__Problem requirements__
Find the lines below that contain the word "title" and count them. Only the number should be given.

__Material supplied__
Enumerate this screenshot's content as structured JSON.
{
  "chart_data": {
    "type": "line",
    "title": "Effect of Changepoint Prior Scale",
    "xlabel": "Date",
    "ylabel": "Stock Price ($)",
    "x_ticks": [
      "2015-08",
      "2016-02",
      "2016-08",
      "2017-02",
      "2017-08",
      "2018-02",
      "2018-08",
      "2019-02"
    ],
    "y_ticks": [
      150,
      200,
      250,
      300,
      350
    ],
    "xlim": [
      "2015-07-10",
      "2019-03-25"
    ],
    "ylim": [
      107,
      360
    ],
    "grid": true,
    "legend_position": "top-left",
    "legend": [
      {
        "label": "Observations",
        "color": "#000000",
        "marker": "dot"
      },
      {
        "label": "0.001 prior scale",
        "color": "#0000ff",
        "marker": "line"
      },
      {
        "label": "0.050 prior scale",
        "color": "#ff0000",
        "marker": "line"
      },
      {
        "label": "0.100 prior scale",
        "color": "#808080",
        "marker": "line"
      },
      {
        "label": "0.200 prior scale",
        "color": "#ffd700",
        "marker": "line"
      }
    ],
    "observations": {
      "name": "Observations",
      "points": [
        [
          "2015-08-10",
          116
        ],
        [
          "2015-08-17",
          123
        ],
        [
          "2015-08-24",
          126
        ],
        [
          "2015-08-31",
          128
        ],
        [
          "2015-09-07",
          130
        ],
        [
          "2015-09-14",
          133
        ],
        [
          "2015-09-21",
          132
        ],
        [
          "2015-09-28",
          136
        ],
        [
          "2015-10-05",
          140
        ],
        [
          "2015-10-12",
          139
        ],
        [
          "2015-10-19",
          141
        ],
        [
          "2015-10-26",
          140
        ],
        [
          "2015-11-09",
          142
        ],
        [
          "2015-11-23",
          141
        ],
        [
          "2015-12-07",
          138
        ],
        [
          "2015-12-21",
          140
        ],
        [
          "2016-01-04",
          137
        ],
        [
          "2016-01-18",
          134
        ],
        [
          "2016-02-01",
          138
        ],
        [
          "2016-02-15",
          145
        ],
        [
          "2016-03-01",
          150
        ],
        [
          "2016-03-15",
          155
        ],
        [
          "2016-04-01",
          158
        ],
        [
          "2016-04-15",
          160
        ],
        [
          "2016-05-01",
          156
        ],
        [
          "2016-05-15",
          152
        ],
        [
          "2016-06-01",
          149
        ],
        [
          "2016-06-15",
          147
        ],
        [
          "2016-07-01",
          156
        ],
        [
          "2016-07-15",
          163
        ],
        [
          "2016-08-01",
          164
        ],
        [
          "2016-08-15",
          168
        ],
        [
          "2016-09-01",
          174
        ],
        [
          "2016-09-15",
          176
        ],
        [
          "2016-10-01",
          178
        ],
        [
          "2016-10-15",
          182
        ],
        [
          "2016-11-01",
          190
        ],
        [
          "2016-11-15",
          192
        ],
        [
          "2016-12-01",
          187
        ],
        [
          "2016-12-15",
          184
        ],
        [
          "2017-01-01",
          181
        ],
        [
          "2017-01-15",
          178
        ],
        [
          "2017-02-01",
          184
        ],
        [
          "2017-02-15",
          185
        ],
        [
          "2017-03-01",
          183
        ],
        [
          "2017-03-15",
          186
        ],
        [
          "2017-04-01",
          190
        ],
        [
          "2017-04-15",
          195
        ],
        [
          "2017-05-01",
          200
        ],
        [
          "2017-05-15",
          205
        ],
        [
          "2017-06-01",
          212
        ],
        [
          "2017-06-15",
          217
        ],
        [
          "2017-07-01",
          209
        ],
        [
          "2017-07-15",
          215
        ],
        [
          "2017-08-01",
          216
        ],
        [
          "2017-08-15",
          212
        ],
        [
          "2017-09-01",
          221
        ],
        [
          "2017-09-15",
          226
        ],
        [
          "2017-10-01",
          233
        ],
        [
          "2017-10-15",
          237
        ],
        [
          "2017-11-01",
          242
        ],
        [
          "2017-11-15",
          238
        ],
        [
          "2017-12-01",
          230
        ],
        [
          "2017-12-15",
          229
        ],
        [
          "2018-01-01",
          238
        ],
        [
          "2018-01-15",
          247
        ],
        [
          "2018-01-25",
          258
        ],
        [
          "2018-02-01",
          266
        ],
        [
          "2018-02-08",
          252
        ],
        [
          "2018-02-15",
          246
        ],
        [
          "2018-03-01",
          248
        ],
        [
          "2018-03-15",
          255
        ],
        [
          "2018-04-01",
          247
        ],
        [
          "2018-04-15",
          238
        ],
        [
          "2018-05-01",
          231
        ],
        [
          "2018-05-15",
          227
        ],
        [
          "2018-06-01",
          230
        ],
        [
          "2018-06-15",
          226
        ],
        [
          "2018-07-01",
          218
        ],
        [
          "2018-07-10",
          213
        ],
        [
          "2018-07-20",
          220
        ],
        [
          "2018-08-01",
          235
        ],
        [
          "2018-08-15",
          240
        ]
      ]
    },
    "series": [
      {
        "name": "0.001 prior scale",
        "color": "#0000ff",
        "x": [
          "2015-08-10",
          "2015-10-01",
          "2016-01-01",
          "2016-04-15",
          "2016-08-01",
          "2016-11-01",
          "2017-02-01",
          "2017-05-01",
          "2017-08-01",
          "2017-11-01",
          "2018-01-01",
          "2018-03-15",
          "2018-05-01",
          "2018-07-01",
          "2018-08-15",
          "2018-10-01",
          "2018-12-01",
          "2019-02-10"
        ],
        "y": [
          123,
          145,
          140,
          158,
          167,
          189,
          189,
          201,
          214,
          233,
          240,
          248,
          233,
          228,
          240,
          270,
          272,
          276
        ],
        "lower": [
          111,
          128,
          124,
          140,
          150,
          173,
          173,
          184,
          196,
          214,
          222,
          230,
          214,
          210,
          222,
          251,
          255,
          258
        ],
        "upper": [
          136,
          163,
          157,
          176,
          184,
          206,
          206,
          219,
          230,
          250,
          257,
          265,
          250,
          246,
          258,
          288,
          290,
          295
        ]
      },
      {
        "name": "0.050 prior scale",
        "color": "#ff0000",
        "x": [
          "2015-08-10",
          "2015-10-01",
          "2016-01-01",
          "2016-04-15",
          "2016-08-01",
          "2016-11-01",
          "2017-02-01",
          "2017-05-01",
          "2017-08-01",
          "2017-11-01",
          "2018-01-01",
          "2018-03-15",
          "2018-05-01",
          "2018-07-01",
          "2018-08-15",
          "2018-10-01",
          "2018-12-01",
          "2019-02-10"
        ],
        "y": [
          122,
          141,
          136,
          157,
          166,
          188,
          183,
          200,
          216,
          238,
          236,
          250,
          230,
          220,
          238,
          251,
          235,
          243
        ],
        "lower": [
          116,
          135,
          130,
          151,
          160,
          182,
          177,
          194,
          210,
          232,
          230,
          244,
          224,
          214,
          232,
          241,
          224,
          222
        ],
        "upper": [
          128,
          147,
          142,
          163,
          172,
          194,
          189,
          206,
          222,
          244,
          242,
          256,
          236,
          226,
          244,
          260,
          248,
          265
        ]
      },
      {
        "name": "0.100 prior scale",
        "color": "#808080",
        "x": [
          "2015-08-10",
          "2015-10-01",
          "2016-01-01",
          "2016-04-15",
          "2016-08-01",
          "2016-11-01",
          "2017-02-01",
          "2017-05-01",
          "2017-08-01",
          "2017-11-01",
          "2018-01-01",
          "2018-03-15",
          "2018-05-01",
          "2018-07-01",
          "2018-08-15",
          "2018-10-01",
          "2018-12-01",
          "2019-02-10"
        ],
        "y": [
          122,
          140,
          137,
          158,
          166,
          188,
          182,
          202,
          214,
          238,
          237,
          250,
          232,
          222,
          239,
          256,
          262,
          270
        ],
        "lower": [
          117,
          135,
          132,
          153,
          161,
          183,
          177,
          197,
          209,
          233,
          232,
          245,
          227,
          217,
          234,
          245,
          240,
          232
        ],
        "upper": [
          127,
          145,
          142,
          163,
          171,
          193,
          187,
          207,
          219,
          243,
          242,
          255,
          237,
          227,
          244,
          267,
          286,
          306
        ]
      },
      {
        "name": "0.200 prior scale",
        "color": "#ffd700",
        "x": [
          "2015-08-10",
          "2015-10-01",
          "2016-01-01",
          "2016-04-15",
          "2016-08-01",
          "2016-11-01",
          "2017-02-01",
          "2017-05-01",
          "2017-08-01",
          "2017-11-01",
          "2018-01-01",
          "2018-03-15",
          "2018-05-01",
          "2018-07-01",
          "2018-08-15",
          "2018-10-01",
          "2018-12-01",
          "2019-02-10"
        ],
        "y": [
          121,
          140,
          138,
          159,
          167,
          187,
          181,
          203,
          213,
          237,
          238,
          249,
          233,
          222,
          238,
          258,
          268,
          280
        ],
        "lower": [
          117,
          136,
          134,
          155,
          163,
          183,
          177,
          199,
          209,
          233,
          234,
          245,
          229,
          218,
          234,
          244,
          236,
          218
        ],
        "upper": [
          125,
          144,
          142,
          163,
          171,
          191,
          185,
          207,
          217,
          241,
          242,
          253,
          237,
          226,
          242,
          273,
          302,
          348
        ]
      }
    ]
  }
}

==

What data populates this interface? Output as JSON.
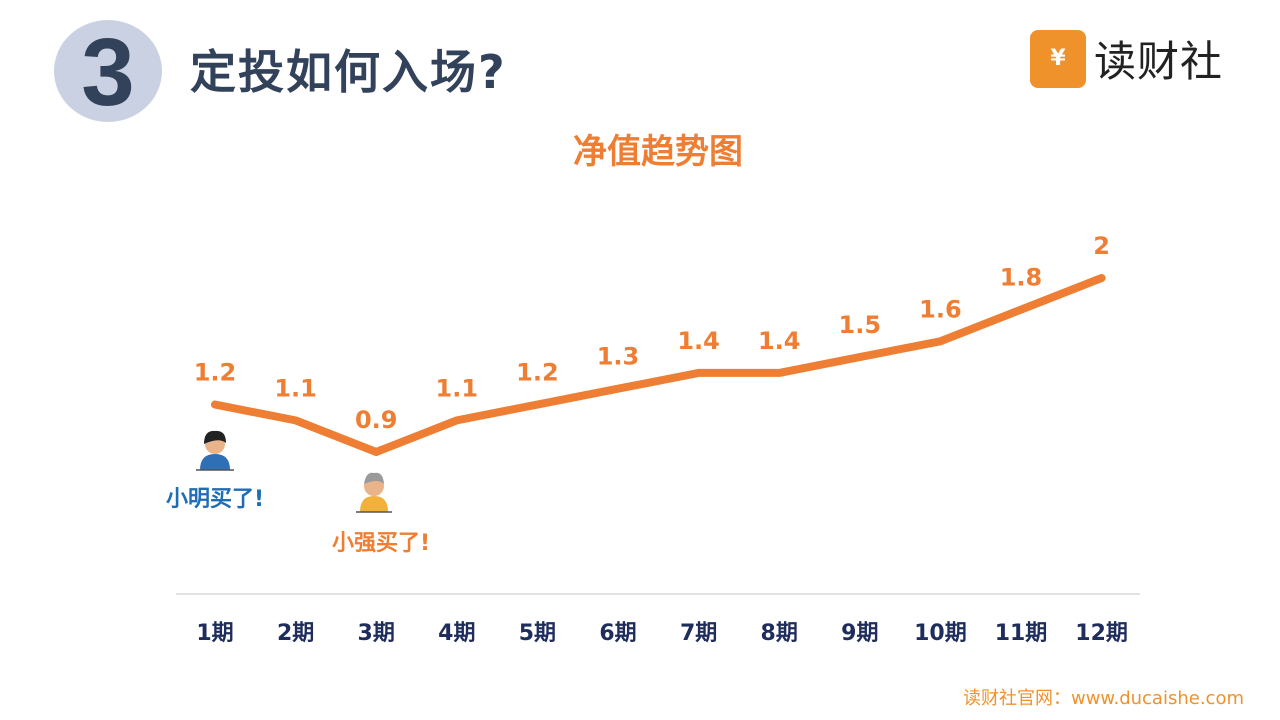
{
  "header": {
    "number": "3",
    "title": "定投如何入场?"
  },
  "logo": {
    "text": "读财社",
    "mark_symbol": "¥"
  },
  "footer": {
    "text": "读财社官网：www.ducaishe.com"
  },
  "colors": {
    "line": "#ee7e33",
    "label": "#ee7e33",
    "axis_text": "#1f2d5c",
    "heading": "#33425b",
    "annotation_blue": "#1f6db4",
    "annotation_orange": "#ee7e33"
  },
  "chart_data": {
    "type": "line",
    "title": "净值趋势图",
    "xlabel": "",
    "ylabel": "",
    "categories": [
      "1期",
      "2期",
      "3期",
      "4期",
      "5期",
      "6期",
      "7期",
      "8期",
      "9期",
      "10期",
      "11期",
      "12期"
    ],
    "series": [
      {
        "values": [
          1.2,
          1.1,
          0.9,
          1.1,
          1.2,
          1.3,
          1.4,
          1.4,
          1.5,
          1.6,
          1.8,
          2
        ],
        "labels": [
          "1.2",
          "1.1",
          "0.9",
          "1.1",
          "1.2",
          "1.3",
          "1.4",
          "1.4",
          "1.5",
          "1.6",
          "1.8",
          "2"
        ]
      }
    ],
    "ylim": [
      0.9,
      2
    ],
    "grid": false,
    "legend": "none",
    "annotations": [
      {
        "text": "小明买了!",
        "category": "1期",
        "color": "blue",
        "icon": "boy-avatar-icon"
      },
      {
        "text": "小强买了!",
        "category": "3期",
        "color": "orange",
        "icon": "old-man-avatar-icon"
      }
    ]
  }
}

__The response__
3